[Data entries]
[Begin]

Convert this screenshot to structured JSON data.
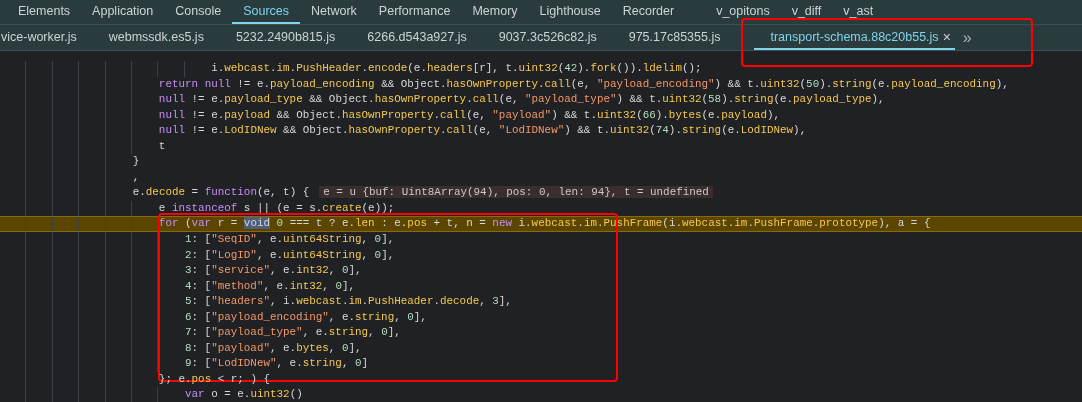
{
  "panel_tabs": [
    {
      "label": "Elements",
      "selected": false
    },
    {
      "label": "Application",
      "selected": false
    },
    {
      "label": "Console",
      "selected": false
    },
    {
      "label": "Sources",
      "selected": true
    },
    {
      "label": "Network",
      "selected": false
    },
    {
      "label": "Performance",
      "selected": false
    },
    {
      "label": "Memory",
      "selected": false
    },
    {
      "label": "Lighthouse",
      "selected": false
    },
    {
      "label": "Recorder",
      "selected": false
    },
    {
      "label": "v_opitons",
      "selected": false
    },
    {
      "label": "v_diff",
      "selected": false
    },
    {
      "label": "v_ast",
      "selected": false
    }
  ],
  "file_tabs": [
    {
      "label": "vice-worker.js",
      "selected": false,
      "annotated": false
    },
    {
      "label": "webmssdk.es5.js",
      "selected": false,
      "annotated": false
    },
    {
      "label": "5232.2490b815.js",
      "selected": false,
      "annotated": false
    },
    {
      "label": "6266.d543a927.js",
      "selected": false,
      "annotated": false
    },
    {
      "label": "9037.3c526c82.js",
      "selected": false,
      "annotated": false
    },
    {
      "label": "975.17c85355.js",
      "selected": false,
      "annotated": false
    },
    {
      "label": "transport-schema.88c20b55.js",
      "selected": true,
      "annotated": true,
      "close": "×"
    }
  ],
  "more_tabs": "»",
  "code_sections": [
    {
      "annotated": false,
      "lines": [
        {
          "text": "                                i.webcast.im.PushHeader.encode(e.headers[r], t.uint32(42).fork()).ldelim();"
        },
        {
          "text": "                        return null != e.payload_encoding && Object.hasOwnProperty.call(e, \"payload_encoding\") && t.uint32(50).string(e.payload_encoding),"
        },
        {
          "text": "                        null != e.payload_type && Object.hasOwnProperty.call(e, \"payload_type\") && t.uint32(58).string(e.payload_type),"
        },
        {
          "text": "                        null != e.payload && Object.hasOwnProperty.call(e, \"payload\") && t.uint32(66).bytes(e.payload),"
        },
        {
          "text": "                        null != e.LodIDNew && Object.hasOwnProperty.call(e, \"LodIDNew\") && t.uint32(74).string(e.LodIDNew),"
        },
        {
          "text": "                        t"
        },
        {
          "text": "                    }"
        },
        {
          "text": "                    ,"
        },
        {
          "text": "                    e.decode = function(e, t) {",
          "inline_value": "e = u {buf: Uint8Array(94), pos: 0, len: 94}, t = undefined"
        },
        {
          "text": "                        e instanceof s || (e = s.create(e));"
        }
      ]
    },
    {
      "annotated": true,
      "lines": [
        {
          "before": "                        for (var r = ",
          "selected_text": "void",
          "after": " 0 === t ? e.len : e.pos + t, n = new i.webcast.im.PushFrame(i.webcast.im.PushFrame.prototype), a = {",
          "paused": true
        },
        {
          "text": "                            1: [\"SeqID\", e.uint64String, 0],"
        },
        {
          "text": "                            2: [\"LogID\", e.uint64String, 0],"
        },
        {
          "text": "                            3: [\"service\", e.int32, 0],"
        },
        {
          "text": "                            4: [\"method\", e.int32, 0],"
        },
        {
          "text": "                            5: [\"headers\", i.webcast.im.PushHeader.decode, 3],"
        },
        {
          "text": "                            6: [\"payload_encoding\", e.string, 0],"
        },
        {
          "text": "                            7: [\"payload_type\", e.string, 0],"
        },
        {
          "text": "                            8: [\"payload\", e.bytes, 0],"
        },
        {
          "text": "                            9: [\"LodIDNew\", e.string, 0]"
        }
      ]
    },
    {
      "annotated": false,
      "lines": [
        {
          "text": "                        }; e.pos < r; ) {"
        },
        {
          "text": "                            var o = e.uint32()"
        }
      ]
    }
  ]
}
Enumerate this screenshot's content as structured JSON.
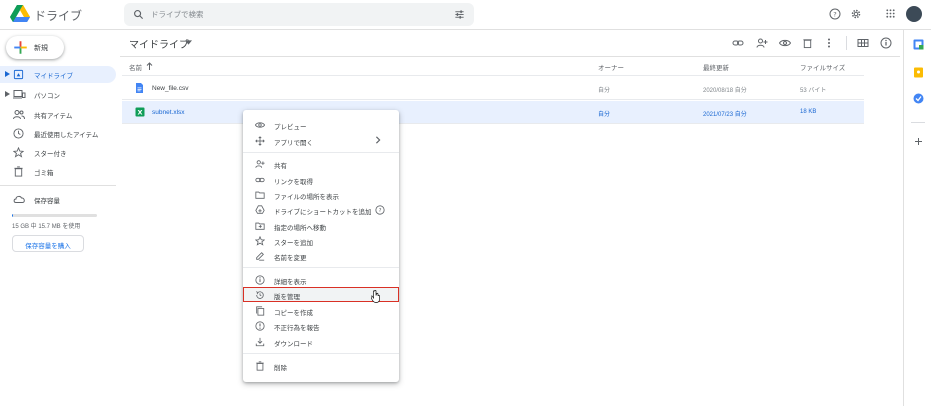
{
  "header": {
    "app_title": "ドライブ",
    "search_placeholder": "ドライブで検索"
  },
  "sidebar": {
    "new_label": "新規",
    "items": [
      {
        "label": "マイドライブ"
      },
      {
        "label": "パソコン"
      },
      {
        "label": "共有アイテム"
      },
      {
        "label": "最近使用したアイテム"
      },
      {
        "label": "スター付き"
      },
      {
        "label": "ゴミ箱"
      },
      {
        "label": "保存容量"
      }
    ],
    "storage_text": "15 GB 中 15.7 MB を使用",
    "storage_used_fraction": 0.001,
    "buy_storage_label": "保存容量を購入"
  },
  "main": {
    "breadcrumb": "マイドライブ",
    "columns": {
      "name": "名前",
      "owner": "オーナー",
      "modified": "最終更新",
      "size": "ファイルサイズ"
    },
    "files": [
      {
        "name": "New_file.csv",
        "owner": "自分",
        "modified": "2020/08/18 自分",
        "size": "53 バイト",
        "icon": "doc-icon"
      },
      {
        "name": "subnet.xlsx",
        "owner": "自分",
        "modified": "2021/07/23 自分",
        "size": "18 KB",
        "icon": "sheets-icon"
      }
    ]
  },
  "context_menu": {
    "items": [
      {
        "label": "プレビュー",
        "icon": "eye-icon"
      },
      {
        "label": "アプリで開く",
        "icon": "move-icon"
      },
      {
        "label": "共有",
        "icon": "person-add-icon"
      },
      {
        "label": "リンクを取得",
        "icon": "link-icon"
      },
      {
        "label": "ファイルの場所を表示",
        "icon": "folder-icon"
      },
      {
        "label": "ドライブにショートカットを追加",
        "icon": "shortcut-icon"
      },
      {
        "label": "指定の場所へ移動",
        "icon": "move-to-icon"
      },
      {
        "label": "スターを追加",
        "icon": "star-icon"
      },
      {
        "label": "名前を変更",
        "icon": "edit-icon"
      },
      {
        "label": "詳細を表示",
        "icon": "info-icon"
      },
      {
        "label": "版を管理",
        "icon": "history-icon"
      },
      {
        "label": "コピーを作成",
        "icon": "copy-icon"
      },
      {
        "label": "不正行為を報告",
        "icon": "report-icon"
      },
      {
        "label": "ダウンロード",
        "icon": "download-icon"
      },
      {
        "label": "削除",
        "icon": "trash-icon"
      }
    ]
  },
  "colors": {
    "accent": "#1a73e8",
    "selected_bg": "#e8f0fe",
    "highlight_border": "#d93025"
  }
}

[End]

[What this task involves]
Every entry above is to be set down exactly; the pictures are to be left out.

[Answer to the exercise]
Convert this screenshot to structured JSON data.
{
  "panel_tabs": [
    {
      "label": "Elements",
      "selected": false
    },
    {
      "label": "Application",
      "selected": false
    },
    {
      "label": "Console",
      "selected": false
    },
    {
      "label": "Sources",
      "selected": true
    },
    {
      "label": "Network",
      "selected": false
    },
    {
      "label": "Performance",
      "selected": false
    },
    {
      "label": "Memory",
      "selected": false
    },
    {
      "label": "Lighthouse",
      "selected": false
    },
    {
      "label": "Recorder",
      "selected": false
    },
    {
      "label": "v_opitons",
      "selected": false
    },
    {
      "label": "v_diff",
      "selected": false
    },
    {
      "label": "v_ast",
      "selected": false
    }
  ],
  "file_tabs": [
    {
      "label": "vice-worker.js",
      "selected": false,
      "annotated": false
    },
    {
      "label": "webmssdk.es5.js",
      "selected": false,
      "annotated": false
    },
    {
      "label": "5232.2490b815.js",
      "selected": false,
      "annotated": false
    },
    {
      "label": "6266.d543a927.js",
      "selected": false,
      "annotated": false
    },
    {
      "label": "9037.3c526c82.js",
      "selected": false,
      "annotated": false
    },
    {
      "label": "975.17c85355.js",
      "selected": false,
      "annotated": false
    },
    {
      "label": "transport-schema.88c20b55.js",
      "selected": true,
      "annotated": true,
      "close": "×"
    }
  ],
  "more_tabs": "»",
  "code_sections": [
    {
      "annotated": false,
      "lines": [
        {
          "text": "                                i.webcast.im.PushHeader.encode(e.headers[r], t.uint32(42).fork()).ldelim();"
        },
        {
          "text": "                        return null != e.payload_encoding && Object.hasOwnProperty.call(e, \"payload_encoding\") && t.uint32(50).string(e.payload_encoding),"
        },
        {
          "text": "                        null != e.payload_type && Object.hasOwnProperty.call(e, \"payload_type\") && t.uint32(58).string(e.payload_type),"
        },
        {
          "text": "                        null != e.payload && Object.hasOwnProperty.call(e, \"payload\") && t.uint32(66).bytes(e.payload),"
        },
        {
          "text": "                        null != e.LodIDNew && Object.hasOwnProperty.call(e, \"LodIDNew\") && t.uint32(74).string(e.LodIDNew),"
        },
        {
          "text": "                        t"
        },
        {
          "text": "                    }"
        },
        {
          "text": "                    ,"
        },
        {
          "text": "                    e.decode = function(e, t) {",
          "inline_value": "e = u {buf: Uint8Array(94), pos: 0, len: 94}, t = undefined"
        },
        {
          "text": "                        e instanceof s || (e = s.create(e));"
        }
      ]
    },
    {
      "annotated": true,
      "lines": [
        {
          "before": "                        for (var r = ",
          "selected_text": "void",
          "after": " 0 === t ? e.len : e.pos + t, n = new i.webcast.im.PushFrame(i.webcast.im.PushFrame.prototype), a = {",
          "paused": true
        },
        {
          "text": "                            1: [\"SeqID\", e.uint64String, 0],"
        },
        {
          "text": "                            2: [\"LogID\", e.uint64String, 0],"
        },
        {
          "text": "                            3: [\"service\", e.int32, 0],"
        },
        {
          "text": "                            4: [\"method\", e.int32, 0],"
        },
        {
          "text": "                            5: [\"headers\", i.webcast.im.PushHeader.decode, 3],"
        },
        {
          "text": "                            6: [\"payload_encoding\", e.string, 0],"
        },
        {
          "text": "                            7: [\"payload_type\", e.string, 0],"
        },
        {
          "text": "                            8: [\"payload\", e.bytes, 0],"
        },
        {
          "text": "                            9: [\"LodIDNew\", e.string, 0]"
        }
      ]
    },
    {
      "annotated": false,
      "lines": [
        {
          "text": "                        }; e.pos < r; ) {"
        },
        {
          "text": "                            var o = e.uint32()"
        }
      ]
    }
  ]
}
Enumerate this screenshot's content as structured JSON.
{
  "header": {
    "app_title": "ドライブ",
    "search_placeholder": "ドライブで検索"
  },
  "sidebar": {
    "new_label": "新規",
    "items": [
      {
        "label": "マイドライブ"
      },
      {
        "label": "パソコン"
      },
      {
        "label": "共有アイテム"
      },
      {
        "label": "最近使用したアイテム"
      },
      {
        "label": "スター付き"
      },
      {
        "label": "ゴミ箱"
      },
      {
        "label": "保存容量"
      }
    ],
    "storage_text": "15 GB 中 15.7 MB を使用",
    "storage_used_fraction": 0.001,
    "buy_storage_label": "保存容量を購入"
  },
  "main": {
    "breadcrumb": "マイドライブ",
    "columns": {
      "name": "名前",
      "owner": "オーナー",
      "modified": "最終更新",
      "size": "ファイルサイズ"
    },
    "files": [
      {
        "name": "New_file.csv",
        "owner": "自分",
        "modified": "2020/08/18 自分",
        "size": "53 バイト",
        "icon": "doc-icon"
      },
      {
        "name": "subnet.xlsx",
        "owner": "自分",
        "modified": "2021/07/23 自分",
        "size": "18 KB",
        "icon": "sheets-icon"
      }
    ]
  },
  "context_menu": {
    "items": [
      {
        "label": "プレビュー",
        "icon": "eye-icon"
      },
      {
        "label": "アプリで開く",
        "icon": "move-icon"
      },
      {
        "label": "共有",
        "icon": "person-add-icon"
      },
      {
        "label": "リンクを取得",
        "icon": "link-icon"
      },
      {
        "label": "ファイルの場所を表示",
        "icon": "folder-icon"
      },
      {
        "label": "ドライブにショートカットを追加",
        "icon": "shortcut-icon"
      },
      {
        "label": "指定の場所へ移動",
        "icon": "move-to-icon"
      },
      {
        "label": "スターを追加",
        "icon": "star-icon"
      },
      {
        "label": "名前を変更",
        "icon": "edit-icon"
      },
      {
        "label": "詳細を表示",
        "icon": "info-icon"
      },
      {
        "label": "版を管理",
        "icon": "history-icon"
      },
      {
        "label": "コピーを作成",
        "icon": "copy-icon"
      },
      {
        "label": "不正行為を報告",
        "icon": "report-icon"
      },
      {
        "label": "ダウンロード",
        "icon": "download-icon"
      },
      {
        "label": "削除",
        "icon": "trash-icon"
      }
    ]
  },
  "colors": {
    "accent": "#1a73e8",
    "selected_bg": "#e8f0fe",
    "highlight_border": "#d93025"
  }
}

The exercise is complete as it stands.